> _RAW DATA_:
----------------

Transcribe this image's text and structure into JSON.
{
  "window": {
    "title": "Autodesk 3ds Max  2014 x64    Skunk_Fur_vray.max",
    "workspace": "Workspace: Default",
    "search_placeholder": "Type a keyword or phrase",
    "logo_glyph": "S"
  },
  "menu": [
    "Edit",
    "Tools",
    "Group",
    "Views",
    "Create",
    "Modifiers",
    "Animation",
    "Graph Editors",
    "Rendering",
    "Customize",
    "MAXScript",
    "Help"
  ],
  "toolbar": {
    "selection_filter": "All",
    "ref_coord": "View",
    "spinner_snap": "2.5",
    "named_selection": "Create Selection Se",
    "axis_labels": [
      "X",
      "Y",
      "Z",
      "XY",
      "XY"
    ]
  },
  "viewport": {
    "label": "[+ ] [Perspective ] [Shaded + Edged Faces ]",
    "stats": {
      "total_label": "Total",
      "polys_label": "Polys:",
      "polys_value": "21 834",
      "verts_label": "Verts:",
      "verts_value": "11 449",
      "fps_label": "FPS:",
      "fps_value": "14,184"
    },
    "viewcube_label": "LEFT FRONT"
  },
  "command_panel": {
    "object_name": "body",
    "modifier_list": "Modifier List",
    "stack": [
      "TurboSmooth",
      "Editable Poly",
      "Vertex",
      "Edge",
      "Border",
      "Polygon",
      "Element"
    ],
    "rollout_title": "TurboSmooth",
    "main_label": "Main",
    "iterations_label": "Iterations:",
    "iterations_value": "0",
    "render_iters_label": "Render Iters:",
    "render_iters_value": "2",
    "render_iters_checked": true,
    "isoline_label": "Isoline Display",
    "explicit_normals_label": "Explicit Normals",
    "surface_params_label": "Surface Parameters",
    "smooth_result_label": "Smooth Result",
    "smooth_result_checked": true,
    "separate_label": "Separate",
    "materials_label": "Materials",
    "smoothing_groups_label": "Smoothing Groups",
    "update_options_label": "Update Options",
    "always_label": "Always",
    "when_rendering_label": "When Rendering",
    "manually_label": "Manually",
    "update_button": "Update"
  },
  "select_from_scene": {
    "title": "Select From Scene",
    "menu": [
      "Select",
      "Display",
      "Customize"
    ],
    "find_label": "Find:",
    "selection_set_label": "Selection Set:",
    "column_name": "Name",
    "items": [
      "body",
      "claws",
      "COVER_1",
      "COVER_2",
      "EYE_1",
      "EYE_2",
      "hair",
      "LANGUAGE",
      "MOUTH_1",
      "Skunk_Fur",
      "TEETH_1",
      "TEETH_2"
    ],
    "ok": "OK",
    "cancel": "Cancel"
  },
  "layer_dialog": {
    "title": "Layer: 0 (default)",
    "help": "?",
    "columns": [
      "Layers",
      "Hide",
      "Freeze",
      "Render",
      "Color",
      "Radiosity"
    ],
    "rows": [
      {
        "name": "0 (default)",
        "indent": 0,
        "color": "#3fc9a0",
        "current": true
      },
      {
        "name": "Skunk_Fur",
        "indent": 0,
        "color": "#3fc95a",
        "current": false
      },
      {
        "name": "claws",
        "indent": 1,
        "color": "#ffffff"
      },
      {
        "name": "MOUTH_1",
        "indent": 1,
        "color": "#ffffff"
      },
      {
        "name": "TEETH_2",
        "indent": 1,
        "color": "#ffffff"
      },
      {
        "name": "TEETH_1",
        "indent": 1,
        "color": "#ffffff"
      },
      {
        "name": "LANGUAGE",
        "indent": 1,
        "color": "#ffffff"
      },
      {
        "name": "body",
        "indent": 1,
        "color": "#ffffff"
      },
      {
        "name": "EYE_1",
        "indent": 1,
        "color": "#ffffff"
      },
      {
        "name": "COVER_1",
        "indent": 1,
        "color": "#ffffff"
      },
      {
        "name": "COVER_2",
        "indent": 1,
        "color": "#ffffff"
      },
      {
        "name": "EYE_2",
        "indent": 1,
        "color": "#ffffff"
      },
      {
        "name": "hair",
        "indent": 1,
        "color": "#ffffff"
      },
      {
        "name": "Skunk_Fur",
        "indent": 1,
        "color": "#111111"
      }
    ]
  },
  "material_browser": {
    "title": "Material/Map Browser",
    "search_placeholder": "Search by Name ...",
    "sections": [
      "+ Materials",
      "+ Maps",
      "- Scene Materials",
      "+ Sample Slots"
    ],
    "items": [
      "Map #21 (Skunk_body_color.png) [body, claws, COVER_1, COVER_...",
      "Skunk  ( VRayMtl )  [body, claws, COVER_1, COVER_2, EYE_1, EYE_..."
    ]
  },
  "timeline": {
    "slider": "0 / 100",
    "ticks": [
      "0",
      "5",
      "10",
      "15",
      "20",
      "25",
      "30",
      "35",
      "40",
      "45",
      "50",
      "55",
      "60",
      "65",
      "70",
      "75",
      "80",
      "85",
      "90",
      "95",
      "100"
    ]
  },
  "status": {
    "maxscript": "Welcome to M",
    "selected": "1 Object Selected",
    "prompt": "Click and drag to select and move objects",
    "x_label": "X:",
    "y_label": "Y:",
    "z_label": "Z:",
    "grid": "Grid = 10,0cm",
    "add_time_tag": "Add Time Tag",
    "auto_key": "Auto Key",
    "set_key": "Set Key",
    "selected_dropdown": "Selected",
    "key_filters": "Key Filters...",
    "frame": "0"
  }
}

----------------

> _EXERCISE DIRECTIONS_: Look through the material above. Copy each line where the word "claws" appears.

> _RESULT OF THIS TASK_:
      "claws",
        "name": "claws",
      "Map #21 (Skunk_body_color.png) [body, claws, COVER_1, COVER_...",
      "Skunk  ( VRayMtl )  [body, claws, COVER_1, COVER_2, EYE_1, EYE_..."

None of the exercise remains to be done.